Your task: Transcribe the entries below exactly; leave every image out.

[Saved entries]
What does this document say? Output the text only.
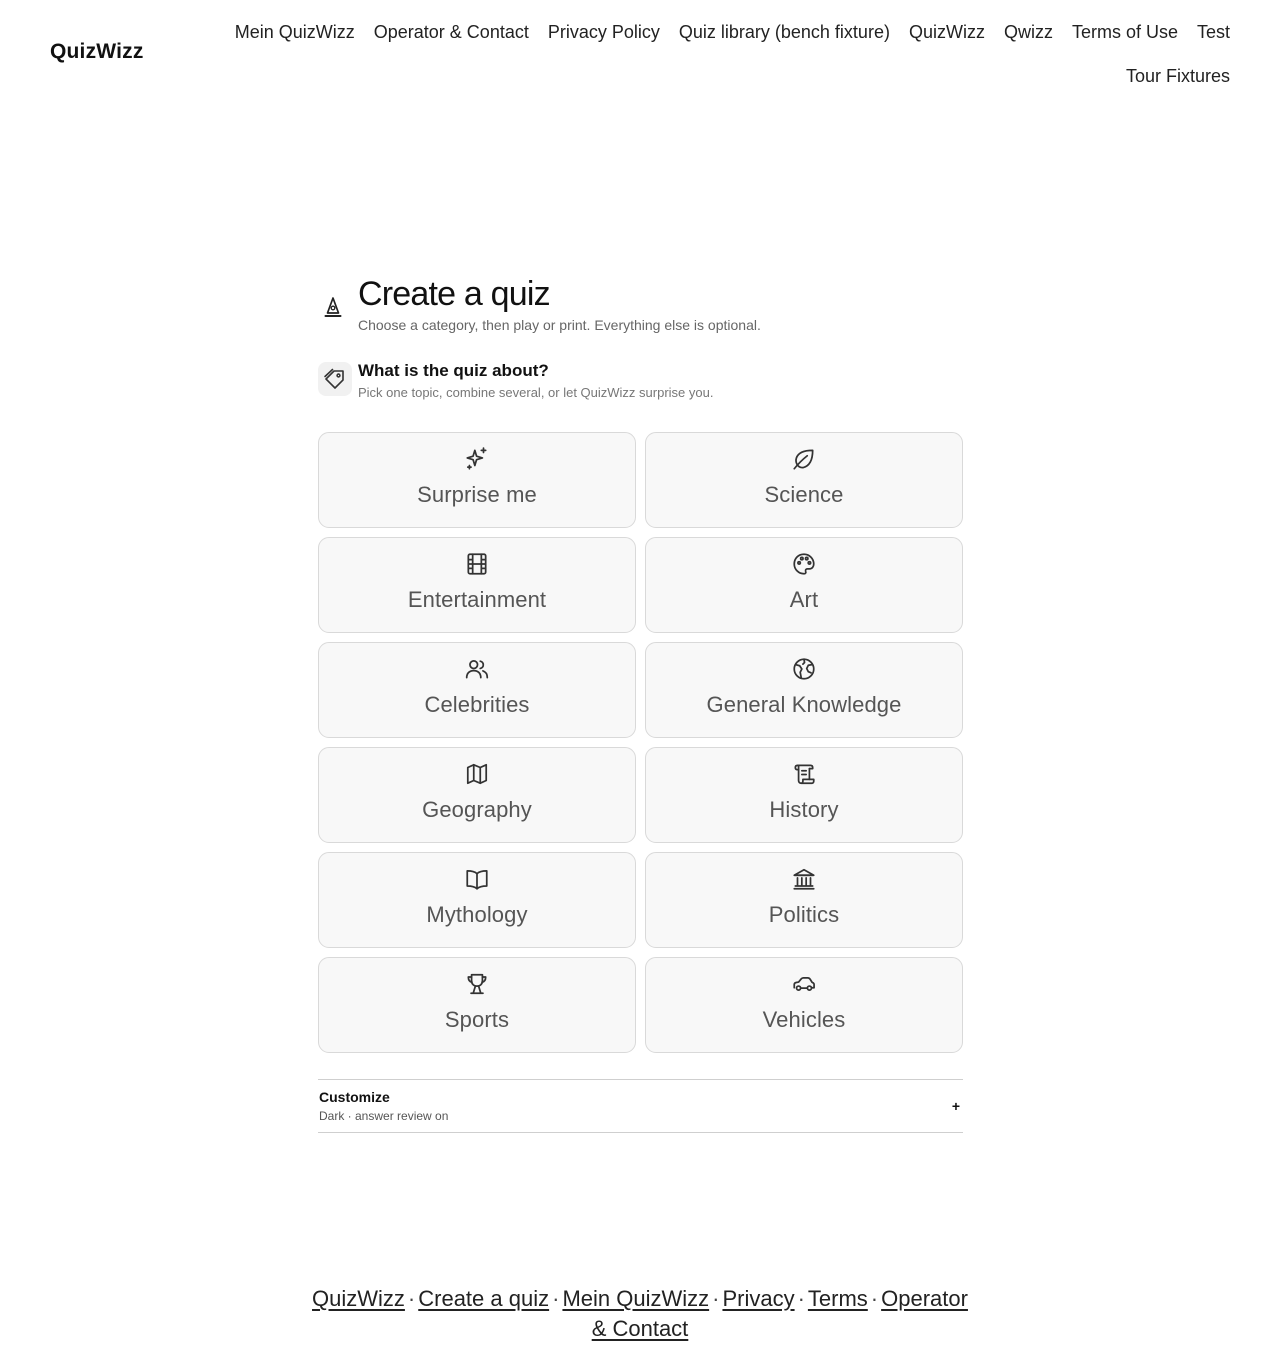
QuizWizz
Mein QuizWizz Operator & Contact Privacy Policy Quiz library (bench fixture) QuizWizz Qwizz Terms of Use Test
Tour Fixtures
Create a quiz

Choose a category, then play or print. Everything else is optional.

What is the quiz about?

Pick one topic, combine several, or let QuizWizz surprise you.

Surprise me	Science
Entertainment	Art
Celebrities	General Knowledge
Geography	History
Mythology	Politics
Sports	Vehicles
Customize
Dark · answer review on
+
QuizWizz · Create a quiz · Mein QuizWizz · Privacy · Terms · Operator & Contact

Answer below:
What does this document say? Output the text only.
QuizWizz
Mein QuizWizz Operator & Contact Privacy Policy Quiz library (bench fixture) QuizWizz Qwizz Terms of Use Test
Tour Fixtures
Create a quiz

Choose a category, then play or print. Everything else is optional.

What is the quiz about?

Pick one topic, combine several, or let QuizWizz surprise you.

Surprise me	Science
Entertainment	Art
Celebrities	General Knowledge
Geography	History
Mythology	Politics
Sports	Vehicles
Customize
Dark · answer review on
+
QuizWizz · Create a quiz · Mein QuizWizz · Privacy · Terms · Operator & Contact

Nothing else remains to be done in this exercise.